EXERCISE OBJECTIVE » Starting with the line that contains "Type out the text in this image.", copy every line through the end of the data below, exactly and with nothing added.

--- START OF WORKING DATA ---

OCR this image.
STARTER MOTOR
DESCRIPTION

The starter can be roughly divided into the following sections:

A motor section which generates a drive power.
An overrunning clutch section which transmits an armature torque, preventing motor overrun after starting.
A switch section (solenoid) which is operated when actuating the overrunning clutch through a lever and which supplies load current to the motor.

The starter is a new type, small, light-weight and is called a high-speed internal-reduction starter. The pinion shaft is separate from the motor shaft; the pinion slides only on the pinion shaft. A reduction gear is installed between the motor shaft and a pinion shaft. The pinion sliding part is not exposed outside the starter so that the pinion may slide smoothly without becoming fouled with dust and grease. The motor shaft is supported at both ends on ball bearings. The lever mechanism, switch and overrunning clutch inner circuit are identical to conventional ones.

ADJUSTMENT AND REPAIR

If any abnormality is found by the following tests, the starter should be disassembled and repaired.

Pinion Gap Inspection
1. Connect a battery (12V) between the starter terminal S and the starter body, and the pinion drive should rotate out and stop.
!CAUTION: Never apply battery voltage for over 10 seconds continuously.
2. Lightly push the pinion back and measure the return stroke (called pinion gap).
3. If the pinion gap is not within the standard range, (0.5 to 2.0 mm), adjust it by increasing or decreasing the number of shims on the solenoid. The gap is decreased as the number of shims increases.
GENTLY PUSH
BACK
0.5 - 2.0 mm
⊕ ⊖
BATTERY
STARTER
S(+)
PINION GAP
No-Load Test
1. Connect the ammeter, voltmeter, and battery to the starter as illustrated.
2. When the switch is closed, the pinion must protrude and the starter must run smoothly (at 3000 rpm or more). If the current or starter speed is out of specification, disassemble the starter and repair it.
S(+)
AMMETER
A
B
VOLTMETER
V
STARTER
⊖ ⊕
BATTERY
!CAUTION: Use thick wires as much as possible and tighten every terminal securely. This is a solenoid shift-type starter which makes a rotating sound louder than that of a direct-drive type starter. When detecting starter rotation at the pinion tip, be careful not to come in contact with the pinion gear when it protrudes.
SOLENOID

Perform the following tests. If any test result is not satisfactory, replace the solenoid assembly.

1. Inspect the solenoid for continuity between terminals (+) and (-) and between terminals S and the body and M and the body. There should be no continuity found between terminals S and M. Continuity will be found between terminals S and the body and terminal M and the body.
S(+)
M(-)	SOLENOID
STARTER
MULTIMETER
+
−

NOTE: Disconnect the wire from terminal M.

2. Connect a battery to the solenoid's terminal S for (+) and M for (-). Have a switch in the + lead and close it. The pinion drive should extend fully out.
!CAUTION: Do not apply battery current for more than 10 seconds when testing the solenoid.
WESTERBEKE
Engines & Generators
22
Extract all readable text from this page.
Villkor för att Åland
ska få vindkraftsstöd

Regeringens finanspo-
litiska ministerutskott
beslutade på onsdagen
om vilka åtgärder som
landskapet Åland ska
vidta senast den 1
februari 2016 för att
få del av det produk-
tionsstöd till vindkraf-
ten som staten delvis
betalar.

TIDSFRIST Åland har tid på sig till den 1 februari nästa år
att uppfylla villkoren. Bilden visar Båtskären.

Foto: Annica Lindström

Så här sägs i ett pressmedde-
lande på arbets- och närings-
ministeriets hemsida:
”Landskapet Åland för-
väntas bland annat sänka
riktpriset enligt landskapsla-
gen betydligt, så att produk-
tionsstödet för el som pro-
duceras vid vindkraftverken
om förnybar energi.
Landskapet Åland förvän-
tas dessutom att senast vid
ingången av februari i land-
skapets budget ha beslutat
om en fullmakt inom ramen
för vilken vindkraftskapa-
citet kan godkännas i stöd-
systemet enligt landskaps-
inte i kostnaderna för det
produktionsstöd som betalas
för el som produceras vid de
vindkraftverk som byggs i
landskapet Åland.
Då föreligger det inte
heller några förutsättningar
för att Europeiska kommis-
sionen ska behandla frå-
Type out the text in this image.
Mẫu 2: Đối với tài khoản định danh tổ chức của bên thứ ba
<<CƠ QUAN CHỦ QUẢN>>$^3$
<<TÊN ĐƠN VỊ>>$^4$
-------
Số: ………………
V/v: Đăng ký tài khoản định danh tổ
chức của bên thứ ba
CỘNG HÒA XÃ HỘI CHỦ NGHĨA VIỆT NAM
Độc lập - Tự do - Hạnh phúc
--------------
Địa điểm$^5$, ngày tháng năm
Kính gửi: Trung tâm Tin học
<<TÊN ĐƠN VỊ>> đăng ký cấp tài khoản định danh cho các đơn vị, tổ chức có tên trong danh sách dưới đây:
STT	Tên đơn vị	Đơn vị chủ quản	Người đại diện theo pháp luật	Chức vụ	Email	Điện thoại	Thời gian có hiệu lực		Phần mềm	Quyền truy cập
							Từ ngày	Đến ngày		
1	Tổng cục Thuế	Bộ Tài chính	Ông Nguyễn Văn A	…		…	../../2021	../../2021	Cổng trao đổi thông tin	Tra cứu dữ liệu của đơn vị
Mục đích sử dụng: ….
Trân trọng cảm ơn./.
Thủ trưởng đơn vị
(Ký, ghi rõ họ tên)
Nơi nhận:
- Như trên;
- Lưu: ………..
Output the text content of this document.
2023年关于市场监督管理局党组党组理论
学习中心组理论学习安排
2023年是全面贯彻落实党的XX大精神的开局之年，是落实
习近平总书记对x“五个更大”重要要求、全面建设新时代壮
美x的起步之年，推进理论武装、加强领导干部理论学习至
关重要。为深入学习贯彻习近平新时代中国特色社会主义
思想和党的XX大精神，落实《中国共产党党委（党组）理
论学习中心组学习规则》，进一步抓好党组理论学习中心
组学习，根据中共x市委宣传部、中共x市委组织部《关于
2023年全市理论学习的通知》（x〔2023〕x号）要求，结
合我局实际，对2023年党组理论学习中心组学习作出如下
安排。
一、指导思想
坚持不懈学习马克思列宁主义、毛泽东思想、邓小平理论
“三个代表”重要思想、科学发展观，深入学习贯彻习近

--- END OF WORKING DATA ---

OUTPUT OF THE EXERCISE »
Type out the text in this image.
Mẫu 2: Đối với tài khoản định danh tổ chức của bên thứ ba
<<CƠ QUAN CHỦ QUẢN>>$^3$
<<TÊN ĐƠN VỊ>>$^4$
-------
Số: ………………
V/v: Đăng ký tài khoản định danh tổ
chức của bên thứ ba
CỘNG HÒA XÃ HỘI CHỦ NGHĨA VIỆT NAM
Độc lập - Tự do - Hạnh phúc
--------------
Địa điểm$^5$, ngày tháng năm
Kính gửi: Trung tâm Tin học
<<TÊN ĐƠN VỊ>> đăng ký cấp tài khoản định danh cho các đơn vị, tổ chức có tên trong danh sách dưới đây:
STT	Tên đơn vị	Đơn vị chủ quản	Người đại diện theo pháp luật	Chức vụ	Email	Điện thoại	Thời gian có hiệu lực		Phần mềm	Quyền truy cập
							Từ ngày	Đến ngày		
1	Tổng cục Thuế	Bộ Tài chính	Ông Nguyễn Văn A	…		…	../../2021	../../2021	Cổng trao đổi thông tin	Tra cứu dữ liệu của đơn vị
Mục đích sử dụng: ….
Trân trọng cảm ơn./.
Thủ trưởng đơn vị
(Ký, ghi rõ họ tên)
Nơi nhận:
- Như trên;
- Lưu: ………..
Output the text content of this document.
2023年关于市场监督管理局党组党组理论
学习中心组理论学习安排
2023年是全面贯彻落实党的XX大精神的开局之年，是落实
习近平总书记对x“五个更大”重要要求、全面建设新时代壮
美x的起步之年，推进理论武装、加强领导干部理论学习至
关重要。为深入学习贯彻习近平新时代中国特色社会主义
思想和党的XX大精神，落实《中国共产党党委（党组）理
论学习中心组学习规则》，进一步抓好党组理论学习中心
组学习，根据中共x市委宣传部、中共x市委组织部《关于
2023年全市理论学习的通知》（x〔2023〕x号）要求，结
合我局实际，对2023年党组理论学习中心组学习作出如下
安排。
一、指导思想
坚持不懈学习马克思列宁主义、毛泽东思想、邓小平理论
“三个代表”重要思想、科学发展观，深入学习贯彻习近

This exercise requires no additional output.